## What this task involves
Transcribe the listing exactly, leaving out every picture.
━━━━━ Supplied data ━━━━━
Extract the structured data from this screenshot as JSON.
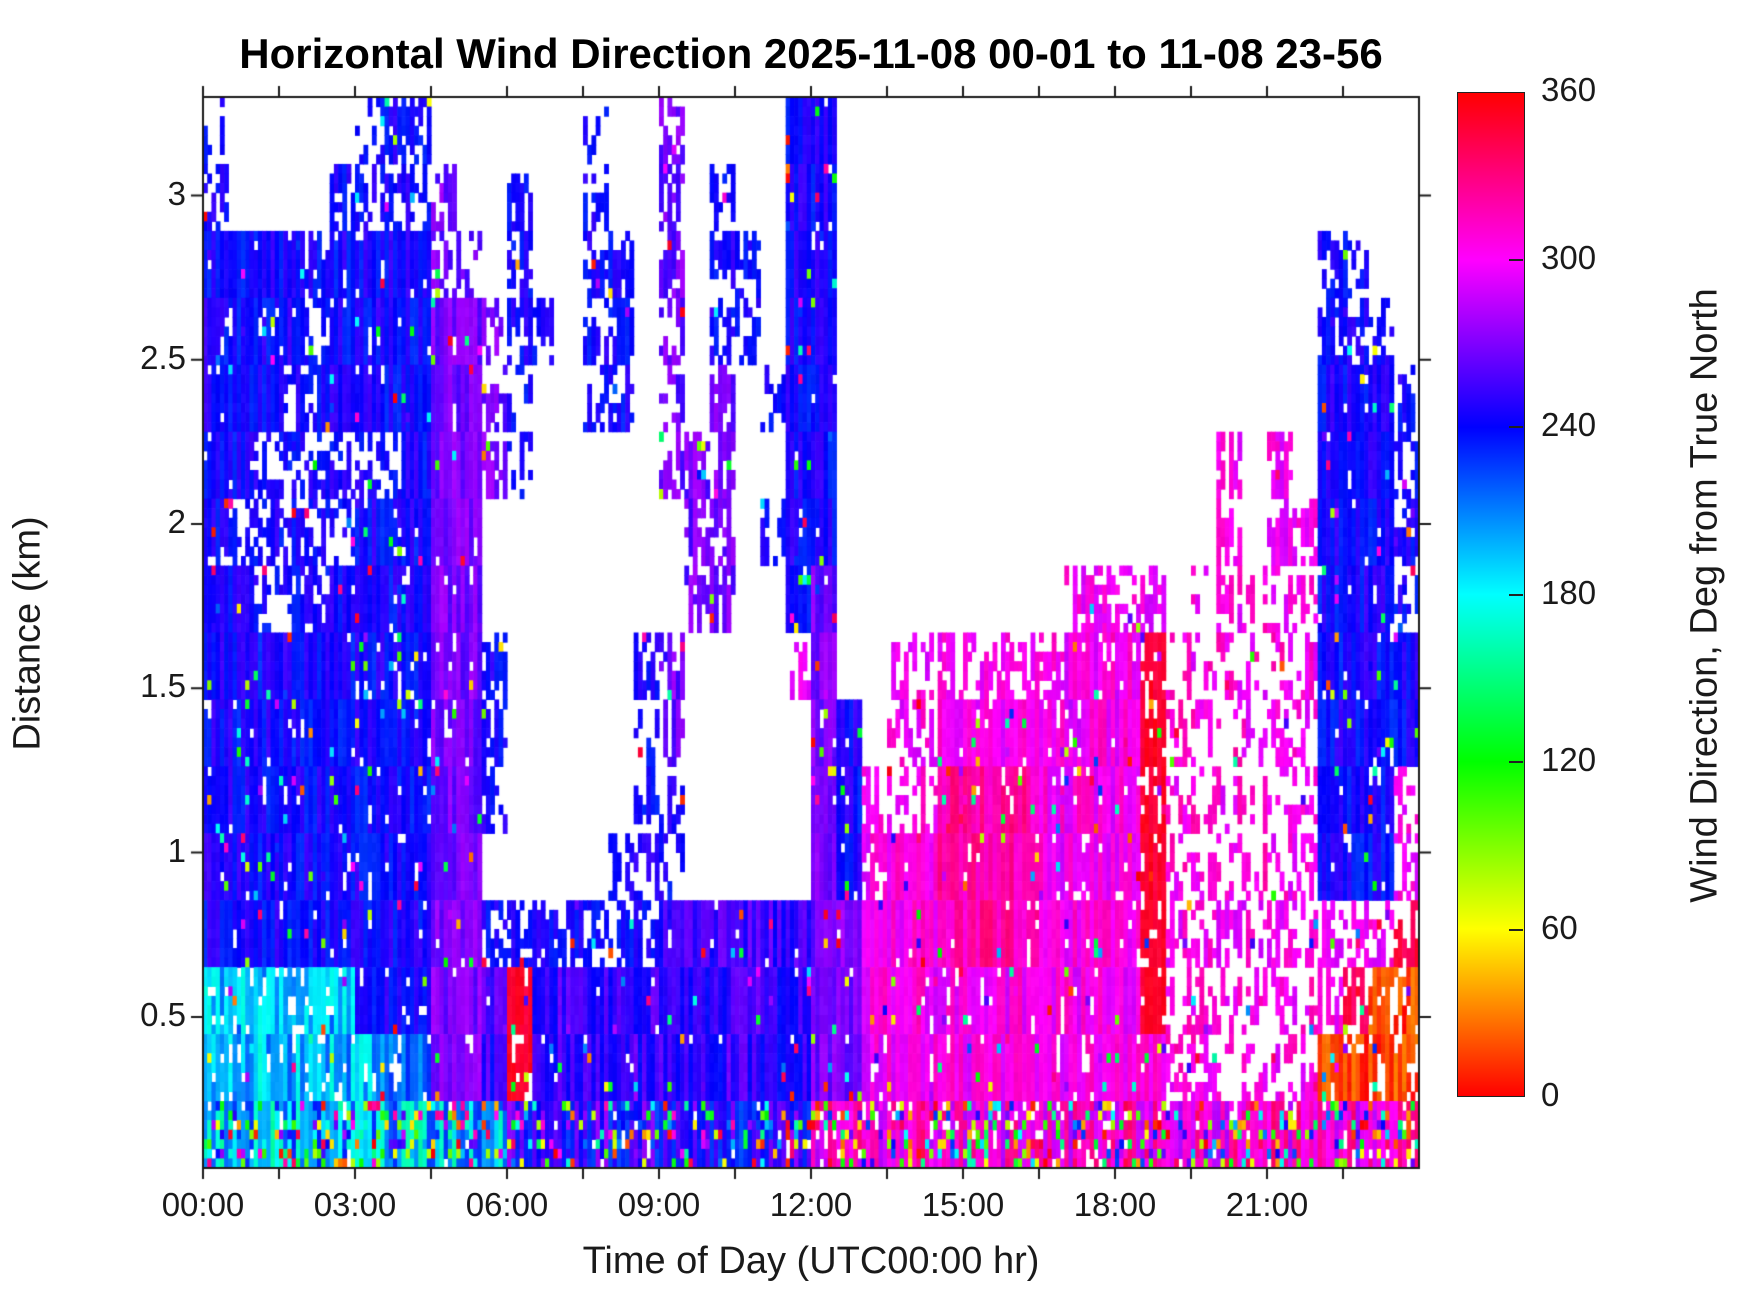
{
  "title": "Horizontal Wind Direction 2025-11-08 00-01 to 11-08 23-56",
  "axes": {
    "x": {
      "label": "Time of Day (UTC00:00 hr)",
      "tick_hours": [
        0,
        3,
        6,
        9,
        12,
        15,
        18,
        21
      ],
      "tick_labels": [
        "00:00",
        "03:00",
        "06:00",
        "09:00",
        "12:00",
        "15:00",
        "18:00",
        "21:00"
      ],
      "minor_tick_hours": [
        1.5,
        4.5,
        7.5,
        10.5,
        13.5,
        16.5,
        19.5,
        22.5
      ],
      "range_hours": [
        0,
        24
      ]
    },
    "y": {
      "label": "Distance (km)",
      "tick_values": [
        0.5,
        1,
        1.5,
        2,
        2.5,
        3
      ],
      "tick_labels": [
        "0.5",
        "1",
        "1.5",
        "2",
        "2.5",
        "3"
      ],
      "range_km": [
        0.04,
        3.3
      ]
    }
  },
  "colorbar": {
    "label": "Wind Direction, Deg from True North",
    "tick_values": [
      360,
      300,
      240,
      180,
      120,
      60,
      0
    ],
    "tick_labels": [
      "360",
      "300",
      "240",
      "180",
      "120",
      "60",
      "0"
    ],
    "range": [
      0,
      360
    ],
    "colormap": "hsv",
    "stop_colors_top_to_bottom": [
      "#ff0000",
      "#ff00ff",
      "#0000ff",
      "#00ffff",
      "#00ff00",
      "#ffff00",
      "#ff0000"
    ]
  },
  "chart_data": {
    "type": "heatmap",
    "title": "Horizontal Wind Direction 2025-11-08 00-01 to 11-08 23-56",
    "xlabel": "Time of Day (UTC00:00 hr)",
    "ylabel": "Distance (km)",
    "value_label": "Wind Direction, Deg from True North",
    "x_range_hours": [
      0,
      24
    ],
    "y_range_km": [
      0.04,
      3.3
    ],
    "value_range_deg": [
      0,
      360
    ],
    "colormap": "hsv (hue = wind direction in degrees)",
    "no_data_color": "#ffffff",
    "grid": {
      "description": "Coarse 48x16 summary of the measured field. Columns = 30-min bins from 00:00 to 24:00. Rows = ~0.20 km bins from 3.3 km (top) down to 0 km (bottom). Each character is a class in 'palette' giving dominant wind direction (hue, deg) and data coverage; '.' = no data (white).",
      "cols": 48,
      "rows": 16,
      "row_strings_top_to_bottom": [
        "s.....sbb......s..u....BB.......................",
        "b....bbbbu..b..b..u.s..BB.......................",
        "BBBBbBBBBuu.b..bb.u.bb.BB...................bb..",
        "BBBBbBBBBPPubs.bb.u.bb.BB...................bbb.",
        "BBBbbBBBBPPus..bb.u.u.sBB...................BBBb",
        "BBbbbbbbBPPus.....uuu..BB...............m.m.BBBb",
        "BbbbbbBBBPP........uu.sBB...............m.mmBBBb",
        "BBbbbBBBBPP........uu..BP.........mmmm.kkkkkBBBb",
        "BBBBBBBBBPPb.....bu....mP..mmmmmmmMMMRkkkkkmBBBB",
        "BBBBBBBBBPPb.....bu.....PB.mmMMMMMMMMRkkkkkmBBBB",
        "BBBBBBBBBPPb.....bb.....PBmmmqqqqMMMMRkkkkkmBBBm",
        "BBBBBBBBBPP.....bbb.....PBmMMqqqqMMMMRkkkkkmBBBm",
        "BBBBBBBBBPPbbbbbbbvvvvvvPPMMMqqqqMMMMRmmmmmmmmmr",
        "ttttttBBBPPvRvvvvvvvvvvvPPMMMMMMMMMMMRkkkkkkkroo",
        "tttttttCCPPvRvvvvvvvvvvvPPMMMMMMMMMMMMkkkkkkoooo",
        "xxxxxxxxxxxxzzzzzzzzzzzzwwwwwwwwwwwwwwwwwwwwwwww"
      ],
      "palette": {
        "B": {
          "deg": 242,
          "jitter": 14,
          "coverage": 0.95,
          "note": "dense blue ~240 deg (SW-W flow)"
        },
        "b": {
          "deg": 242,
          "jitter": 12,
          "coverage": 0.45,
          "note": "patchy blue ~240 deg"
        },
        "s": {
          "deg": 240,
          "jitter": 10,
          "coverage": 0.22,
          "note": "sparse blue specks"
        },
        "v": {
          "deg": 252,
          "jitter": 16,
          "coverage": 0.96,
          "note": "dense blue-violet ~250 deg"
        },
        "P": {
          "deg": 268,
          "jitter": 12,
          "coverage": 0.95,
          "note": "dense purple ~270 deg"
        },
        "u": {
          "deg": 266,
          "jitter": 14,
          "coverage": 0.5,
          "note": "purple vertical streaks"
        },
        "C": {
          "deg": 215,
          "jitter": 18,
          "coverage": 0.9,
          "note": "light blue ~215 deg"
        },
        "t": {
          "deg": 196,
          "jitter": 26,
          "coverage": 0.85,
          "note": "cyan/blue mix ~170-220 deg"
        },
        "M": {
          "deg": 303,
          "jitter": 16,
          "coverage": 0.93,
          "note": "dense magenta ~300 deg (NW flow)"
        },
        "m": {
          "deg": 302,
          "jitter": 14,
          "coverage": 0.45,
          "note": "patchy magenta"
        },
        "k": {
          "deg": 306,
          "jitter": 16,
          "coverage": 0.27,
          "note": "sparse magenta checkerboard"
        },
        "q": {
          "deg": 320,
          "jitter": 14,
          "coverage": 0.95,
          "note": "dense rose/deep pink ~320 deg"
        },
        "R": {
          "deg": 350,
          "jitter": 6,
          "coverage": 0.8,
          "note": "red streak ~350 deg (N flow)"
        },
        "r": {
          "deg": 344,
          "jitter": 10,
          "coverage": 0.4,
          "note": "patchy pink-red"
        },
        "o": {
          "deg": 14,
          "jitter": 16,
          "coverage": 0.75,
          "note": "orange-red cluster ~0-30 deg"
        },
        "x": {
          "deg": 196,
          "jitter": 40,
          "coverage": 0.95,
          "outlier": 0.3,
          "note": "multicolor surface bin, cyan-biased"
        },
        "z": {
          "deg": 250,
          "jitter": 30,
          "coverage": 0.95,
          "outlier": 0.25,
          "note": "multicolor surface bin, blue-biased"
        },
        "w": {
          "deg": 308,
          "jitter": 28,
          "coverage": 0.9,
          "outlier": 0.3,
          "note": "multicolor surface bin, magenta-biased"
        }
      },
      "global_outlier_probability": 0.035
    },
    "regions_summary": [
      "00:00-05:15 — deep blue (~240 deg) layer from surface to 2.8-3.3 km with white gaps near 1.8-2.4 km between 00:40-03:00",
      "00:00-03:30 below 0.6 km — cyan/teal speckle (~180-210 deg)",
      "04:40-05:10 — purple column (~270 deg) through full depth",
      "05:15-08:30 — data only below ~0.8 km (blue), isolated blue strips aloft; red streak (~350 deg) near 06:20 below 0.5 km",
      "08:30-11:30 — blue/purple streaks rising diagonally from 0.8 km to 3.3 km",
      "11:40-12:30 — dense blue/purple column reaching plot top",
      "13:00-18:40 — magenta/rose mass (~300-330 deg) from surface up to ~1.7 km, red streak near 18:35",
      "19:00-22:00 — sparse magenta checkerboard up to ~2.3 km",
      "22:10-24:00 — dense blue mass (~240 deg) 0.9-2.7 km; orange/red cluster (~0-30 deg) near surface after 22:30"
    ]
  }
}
━━━━━
## Answer to the exercise
Extract the structured data from this screenshot as JSON.
{
  "title": "Horizontal Wind Direction 2025-11-08 00-01 to 11-08 23-56",
  "axes": {
    "x": {
      "label": "Time of Day (UTC00:00 hr)",
      "tick_hours": [
        0,
        3,
        6,
        9,
        12,
        15,
        18,
        21
      ],
      "tick_labels": [
        "00:00",
        "03:00",
        "06:00",
        "09:00",
        "12:00",
        "15:00",
        "18:00",
        "21:00"
      ],
      "minor_tick_hours": [
        1.5,
        4.5,
        7.5,
        10.5,
        13.5,
        16.5,
        19.5,
        22.5
      ],
      "range_hours": [
        0,
        24
      ]
    },
    "y": {
      "label": "Distance (km)",
      "tick_values": [
        0.5,
        1,
        1.5,
        2,
        2.5,
        3
      ],
      "tick_labels": [
        "0.5",
        "1",
        "1.5",
        "2",
        "2.5",
        "3"
      ],
      "range_km": [
        0.04,
        3.3
      ]
    }
  },
  "colorbar": {
    "label": "Wind Direction, Deg from True North",
    "tick_values": [
      360,
      300,
      240,
      180,
      120,
      60,
      0
    ],
    "tick_labels": [
      "360",
      "300",
      "240",
      "180",
      "120",
      "60",
      "0"
    ],
    "range": [
      0,
      360
    ],
    "colormap": "hsv",
    "stop_colors_top_to_bottom": [
      "#ff0000",
      "#ff00ff",
      "#0000ff",
      "#00ffff",
      "#00ff00",
      "#ffff00",
      "#ff0000"
    ]
  },
  "chart_data": {
    "type": "heatmap",
    "title": "Horizontal Wind Direction 2025-11-08 00-01 to 11-08 23-56",
    "xlabel": "Time of Day (UTC00:00 hr)",
    "ylabel": "Distance (km)",
    "value_label": "Wind Direction, Deg from True North",
    "x_range_hours": [
      0,
      24
    ],
    "y_range_km": [
      0.04,
      3.3
    ],
    "value_range_deg": [
      0,
      360
    ],
    "colormap": "hsv (hue = wind direction in degrees)",
    "no_data_color": "#ffffff",
    "grid": {
      "description": "Coarse 48x16 summary of the measured field. Columns = 30-min bins from 00:00 to 24:00. Rows = ~0.20 km bins from 3.3 km (top) down to 0 km (bottom). Each character is a class in 'palette' giving dominant wind direction (hue, deg) and data coverage; '.' = no data (white).",
      "cols": 48,
      "rows": 16,
      "row_strings_top_to_bottom": [
        "s.....sbb......s..u....BB.......................",
        "b....bbbbu..b..b..u.s..BB.......................",
        "BBBBbBBBBuu.b..bb.u.bb.BB...................bb..",
        "BBBBbBBBBPPubs.bb.u.bb.BB...................bbb.",
        "BBBbbBBBBPPus..bb.u.u.sBB...................BBBb",
        "BBbbbbbbBPPus.....uuu..BB...............m.m.BBBb",
        "BbbbbbBBBPP........uu.sBB...............m.mmBBBb",
        "BBbbbBBBBPP........uu..BP.........mmmm.kkkkkBBBb",
        "BBBBBBBBBPPb.....bu....mP..mmmmmmmMMMRkkkkkmBBBB",
        "BBBBBBBBBPPb.....bu.....PB.mmMMMMMMMMRkkkkkmBBBB",
        "BBBBBBBBBPPb.....bb.....PBmmmqqqqMMMMRkkkkkmBBBm",
        "BBBBBBBBBPP.....bbb.....PBmMMqqqqMMMMRkkkkkmBBBm",
        "BBBBBBBBBPPbbbbbbbvvvvvvPPMMMqqqqMMMMRmmmmmmmmmr",
        "ttttttBBBPPvRvvvvvvvvvvvPPMMMMMMMMMMMRkkkkkkkroo",
        "tttttttCCPPvRvvvvvvvvvvvPPMMMMMMMMMMMMkkkkkkoooo",
        "xxxxxxxxxxxxzzzzzzzzzzzzwwwwwwwwwwwwwwwwwwwwwwww"
      ],
      "palette": {
        "B": {
          "deg": 242,
          "jitter": 14,
          "coverage": 0.95,
          "note": "dense blue ~240 deg (SW-W flow)"
        },
        "b": {
          "deg": 242,
          "jitter": 12,
          "coverage": 0.45,
          "note": "patchy blue ~240 deg"
        },
        "s": {
          "deg": 240,
          "jitter": 10,
          "coverage": 0.22,
          "note": "sparse blue specks"
        },
        "v": {
          "deg": 252,
          "jitter": 16,
          "coverage": 0.96,
          "note": "dense blue-violet ~250 deg"
        },
        "P": {
          "deg": 268,
          "jitter": 12,
          "coverage": 0.95,
          "note": "dense purple ~270 deg"
        },
        "u": {
          "deg": 266,
          "jitter": 14,
          "coverage": 0.5,
          "note": "purple vertical streaks"
        },
        "C": {
          "deg": 215,
          "jitter": 18,
          "coverage": 0.9,
          "note": "light blue ~215 deg"
        },
        "t": {
          "deg": 196,
          "jitter": 26,
          "coverage": 0.85,
          "note": "cyan/blue mix ~170-220 deg"
        },
        "M": {
          "deg": 303,
          "jitter": 16,
          "coverage": 0.93,
          "note": "dense magenta ~300 deg (NW flow)"
        },
        "m": {
          "deg": 302,
          "jitter": 14,
          "coverage": 0.45,
          "note": "patchy magenta"
        },
        "k": {
          "deg": 306,
          "jitter": 16,
          "coverage": 0.27,
          "note": "sparse magenta checkerboard"
        },
        "q": {
          "deg": 320,
          "jitter": 14,
          "coverage": 0.95,
          "note": "dense rose/deep pink ~320 deg"
        },
        "R": {
          "deg": 350,
          "jitter": 6,
          "coverage": 0.8,
          "note": "red streak ~350 deg (N flow)"
        },
        "r": {
          "deg": 344,
          "jitter": 10,
          "coverage": 0.4,
          "note": "patchy pink-red"
        },
        "o": {
          "deg": 14,
          "jitter": 16,
          "coverage": 0.75,
          "note": "orange-red cluster ~0-30 deg"
        },
        "x": {
          "deg": 196,
          "jitter": 40,
          "coverage": 0.95,
          "outlier": 0.3,
          "note": "multicolor surface bin, cyan-biased"
        },
        "z": {
          "deg": 250,
          "jitter": 30,
          "coverage": 0.95,
          "outlier": 0.25,
          "note": "multicolor surface bin, blue-biased"
        },
        "w": {
          "deg": 308,
          "jitter": 28,
          "coverage": 0.9,
          "outlier": 0.3,
          "note": "multicolor surface bin, magenta-biased"
        }
      },
      "global_outlier_probability": 0.035
    },
    "regions_summary": [
      "00:00-05:15 — deep blue (~240 deg) layer from surface to 2.8-3.3 km with white gaps near 1.8-2.4 km between 00:40-03:00",
      "00:00-03:30 below 0.6 km — cyan/teal speckle (~180-210 deg)",
      "04:40-05:10 — purple column (~270 deg) through full depth",
      "05:15-08:30 — data only below ~0.8 km (blue), isolated blue strips aloft; red streak (~350 deg) near 06:20 below 0.5 km",
      "08:30-11:30 — blue/purple streaks rising diagonally from 0.8 km to 3.3 km",
      "11:40-12:30 — dense blue/purple column reaching plot top",
      "13:00-18:40 — magenta/rose mass (~300-330 deg) from surface up to ~1.7 km, red streak near 18:35",
      "19:00-22:00 — sparse magenta checkerboard up to ~2.3 km",
      "22:10-24:00 — dense blue mass (~240 deg) 0.9-2.7 km; orange/red cluster (~0-30 deg) near surface after 22:30"
    ]
  }
}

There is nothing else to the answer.